═══ DATA IN THIS EXERCISE

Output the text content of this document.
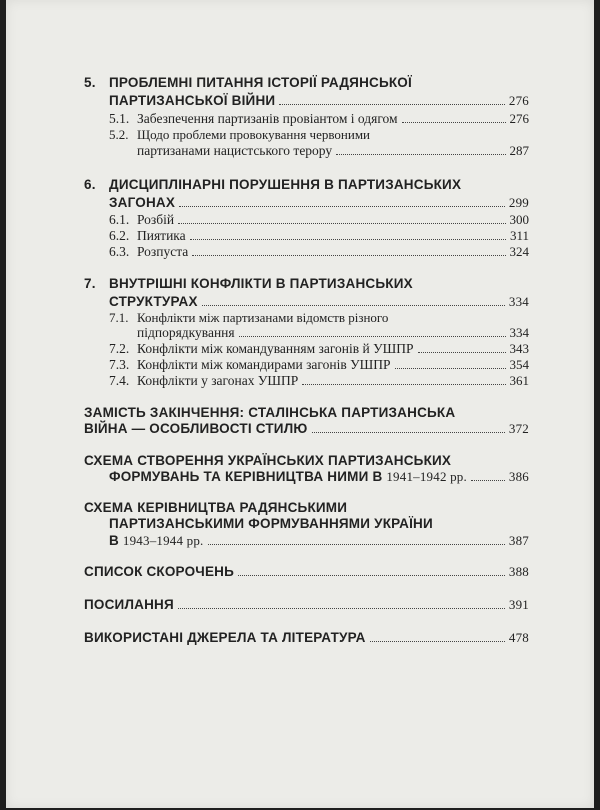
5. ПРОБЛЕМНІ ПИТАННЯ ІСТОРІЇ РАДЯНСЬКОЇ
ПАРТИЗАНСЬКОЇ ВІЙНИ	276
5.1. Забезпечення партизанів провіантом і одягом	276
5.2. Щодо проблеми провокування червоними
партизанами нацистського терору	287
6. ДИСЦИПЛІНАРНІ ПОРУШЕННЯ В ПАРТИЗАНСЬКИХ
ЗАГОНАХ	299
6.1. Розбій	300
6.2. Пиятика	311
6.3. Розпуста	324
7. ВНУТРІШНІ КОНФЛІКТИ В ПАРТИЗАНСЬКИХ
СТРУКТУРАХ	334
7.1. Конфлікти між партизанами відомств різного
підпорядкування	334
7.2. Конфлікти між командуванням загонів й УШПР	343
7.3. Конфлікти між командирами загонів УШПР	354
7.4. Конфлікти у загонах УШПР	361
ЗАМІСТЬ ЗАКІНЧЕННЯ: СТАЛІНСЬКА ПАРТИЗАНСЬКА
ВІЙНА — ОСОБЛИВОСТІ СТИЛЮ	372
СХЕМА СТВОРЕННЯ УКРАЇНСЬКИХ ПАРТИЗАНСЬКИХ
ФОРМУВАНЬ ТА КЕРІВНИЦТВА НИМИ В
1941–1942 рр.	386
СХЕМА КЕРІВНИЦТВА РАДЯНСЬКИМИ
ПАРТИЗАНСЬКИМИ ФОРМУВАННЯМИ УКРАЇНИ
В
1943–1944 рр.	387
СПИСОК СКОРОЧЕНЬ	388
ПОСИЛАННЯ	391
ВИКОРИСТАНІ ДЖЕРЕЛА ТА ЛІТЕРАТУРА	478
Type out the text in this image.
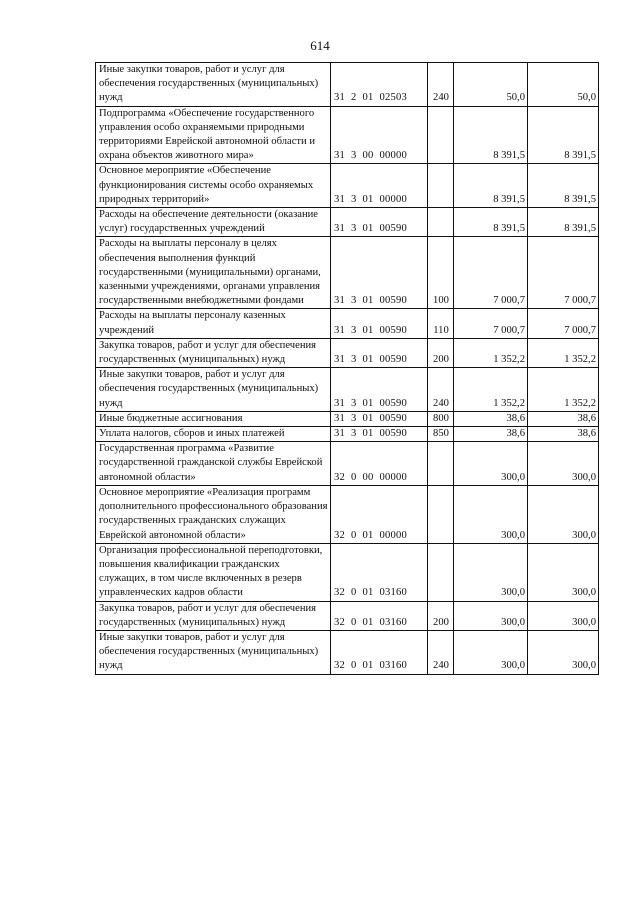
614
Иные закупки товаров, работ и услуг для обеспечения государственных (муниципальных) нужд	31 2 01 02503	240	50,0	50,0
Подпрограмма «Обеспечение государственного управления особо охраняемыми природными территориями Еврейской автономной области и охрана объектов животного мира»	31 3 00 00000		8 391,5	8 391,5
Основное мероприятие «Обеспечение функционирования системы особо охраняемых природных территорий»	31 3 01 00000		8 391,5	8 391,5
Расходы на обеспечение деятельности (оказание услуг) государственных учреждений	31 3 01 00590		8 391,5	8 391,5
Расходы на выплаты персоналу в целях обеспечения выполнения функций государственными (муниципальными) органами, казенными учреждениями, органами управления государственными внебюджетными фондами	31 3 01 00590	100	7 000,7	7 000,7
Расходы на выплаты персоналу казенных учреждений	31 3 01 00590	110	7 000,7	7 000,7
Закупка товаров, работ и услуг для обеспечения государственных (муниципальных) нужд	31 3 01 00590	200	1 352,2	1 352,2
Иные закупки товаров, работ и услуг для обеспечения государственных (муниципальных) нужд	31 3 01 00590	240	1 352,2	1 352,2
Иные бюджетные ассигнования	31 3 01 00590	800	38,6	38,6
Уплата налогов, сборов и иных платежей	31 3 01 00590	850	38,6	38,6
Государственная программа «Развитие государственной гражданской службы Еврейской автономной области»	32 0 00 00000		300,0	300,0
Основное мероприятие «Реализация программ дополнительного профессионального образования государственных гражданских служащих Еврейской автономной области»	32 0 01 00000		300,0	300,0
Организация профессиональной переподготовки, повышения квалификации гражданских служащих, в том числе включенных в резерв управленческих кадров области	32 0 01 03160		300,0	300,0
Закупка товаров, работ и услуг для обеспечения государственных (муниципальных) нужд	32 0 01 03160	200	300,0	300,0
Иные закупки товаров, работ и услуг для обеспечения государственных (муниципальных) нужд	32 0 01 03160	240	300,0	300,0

══════
═══ DATA IN THIS EXERCISE

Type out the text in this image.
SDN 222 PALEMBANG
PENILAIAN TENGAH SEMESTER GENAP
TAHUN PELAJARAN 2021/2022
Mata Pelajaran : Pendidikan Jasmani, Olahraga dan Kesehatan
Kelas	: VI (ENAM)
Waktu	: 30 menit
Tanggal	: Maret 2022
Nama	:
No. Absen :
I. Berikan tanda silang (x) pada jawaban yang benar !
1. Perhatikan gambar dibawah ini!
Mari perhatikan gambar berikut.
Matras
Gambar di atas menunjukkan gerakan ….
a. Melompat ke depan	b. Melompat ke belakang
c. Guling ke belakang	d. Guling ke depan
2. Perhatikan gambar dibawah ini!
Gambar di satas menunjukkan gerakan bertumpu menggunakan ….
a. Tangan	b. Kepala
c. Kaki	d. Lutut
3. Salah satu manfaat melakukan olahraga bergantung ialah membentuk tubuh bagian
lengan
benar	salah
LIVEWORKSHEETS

══════
═══ DATA IN THIS EXERCISE

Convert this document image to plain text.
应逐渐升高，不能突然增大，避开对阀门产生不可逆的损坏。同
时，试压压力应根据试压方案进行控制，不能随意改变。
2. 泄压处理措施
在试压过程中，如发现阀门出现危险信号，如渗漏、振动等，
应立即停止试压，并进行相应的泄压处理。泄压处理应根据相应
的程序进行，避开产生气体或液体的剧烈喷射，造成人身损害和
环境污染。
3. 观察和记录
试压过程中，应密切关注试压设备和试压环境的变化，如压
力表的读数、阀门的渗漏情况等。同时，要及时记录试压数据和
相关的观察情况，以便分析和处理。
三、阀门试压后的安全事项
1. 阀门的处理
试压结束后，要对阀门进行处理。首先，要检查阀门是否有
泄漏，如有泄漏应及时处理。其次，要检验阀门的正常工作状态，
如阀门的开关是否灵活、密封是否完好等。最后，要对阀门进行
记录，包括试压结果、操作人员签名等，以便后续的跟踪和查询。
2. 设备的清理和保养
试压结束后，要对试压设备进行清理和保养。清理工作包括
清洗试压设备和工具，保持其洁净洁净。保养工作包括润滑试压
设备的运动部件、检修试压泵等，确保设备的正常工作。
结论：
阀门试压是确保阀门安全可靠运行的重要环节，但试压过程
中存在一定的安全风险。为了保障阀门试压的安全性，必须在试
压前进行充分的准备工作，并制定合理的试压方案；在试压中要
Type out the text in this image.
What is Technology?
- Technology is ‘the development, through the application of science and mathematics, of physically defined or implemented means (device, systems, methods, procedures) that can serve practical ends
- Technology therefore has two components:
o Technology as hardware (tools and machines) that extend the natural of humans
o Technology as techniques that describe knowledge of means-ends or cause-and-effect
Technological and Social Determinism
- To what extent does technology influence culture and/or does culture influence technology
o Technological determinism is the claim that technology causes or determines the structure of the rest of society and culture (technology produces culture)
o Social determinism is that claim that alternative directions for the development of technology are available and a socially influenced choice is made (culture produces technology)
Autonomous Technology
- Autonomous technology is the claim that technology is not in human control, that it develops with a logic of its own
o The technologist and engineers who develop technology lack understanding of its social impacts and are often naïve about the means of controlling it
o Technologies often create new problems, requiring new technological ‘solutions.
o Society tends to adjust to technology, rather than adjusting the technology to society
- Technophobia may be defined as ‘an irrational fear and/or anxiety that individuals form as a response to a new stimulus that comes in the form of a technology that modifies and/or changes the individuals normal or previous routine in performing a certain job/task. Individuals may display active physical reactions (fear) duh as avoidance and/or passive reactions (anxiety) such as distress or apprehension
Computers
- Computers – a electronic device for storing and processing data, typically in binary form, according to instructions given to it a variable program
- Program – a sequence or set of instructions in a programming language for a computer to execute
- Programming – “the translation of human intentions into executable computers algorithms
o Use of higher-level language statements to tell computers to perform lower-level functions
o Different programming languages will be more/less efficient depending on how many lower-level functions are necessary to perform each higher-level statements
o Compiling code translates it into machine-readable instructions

══════

• **SET TASK**:
Leave out every line without the string "document" and copy the rest.

• **FULL RESPONSE**:
Output the text content of this document.
Convert this document image to plain text.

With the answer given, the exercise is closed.